▶ Request
All of the material below is to be retyped exactly.

--- START OF Materials provided ---

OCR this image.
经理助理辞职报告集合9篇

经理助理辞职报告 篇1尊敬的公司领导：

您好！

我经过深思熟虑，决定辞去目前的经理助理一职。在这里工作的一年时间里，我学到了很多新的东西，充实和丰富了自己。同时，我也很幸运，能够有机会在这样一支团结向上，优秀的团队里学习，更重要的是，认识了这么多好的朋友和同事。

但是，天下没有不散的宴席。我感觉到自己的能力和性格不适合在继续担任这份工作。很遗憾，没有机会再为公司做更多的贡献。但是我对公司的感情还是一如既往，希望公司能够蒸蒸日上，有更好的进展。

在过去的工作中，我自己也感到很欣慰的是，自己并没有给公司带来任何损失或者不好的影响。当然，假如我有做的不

--- END OF Materials provided ---

▶ Solution
OCR this image.
经理助理辞职报告集合9篇

经理助理辞职报告 篇1尊敬的公司领导：

您好！

我经过深思熟虑，决定辞去目前的经理助理一职。在这里工作的一年时间里，我学到了很多新的东西，充实和丰富了自己。同时，我也很幸运，能够有机会在这样一支团结向上，优秀的团队里学习，更重要的是，认识了这么多好的朋友和同事。

但是，天下没有不散的宴席。我感觉到自己的能力和性格不适合在继续担任这份工作。很遗憾，没有机会再为公司做更多的贡献。但是我对公司的感情还是一如既往，希望公司能够蒸蒸日上，有更好的进展。

在过去的工作中，我自己也感到很欣慰的是，自己并没有给公司带来任何损失或者不好的影响。当然，假如我有做的不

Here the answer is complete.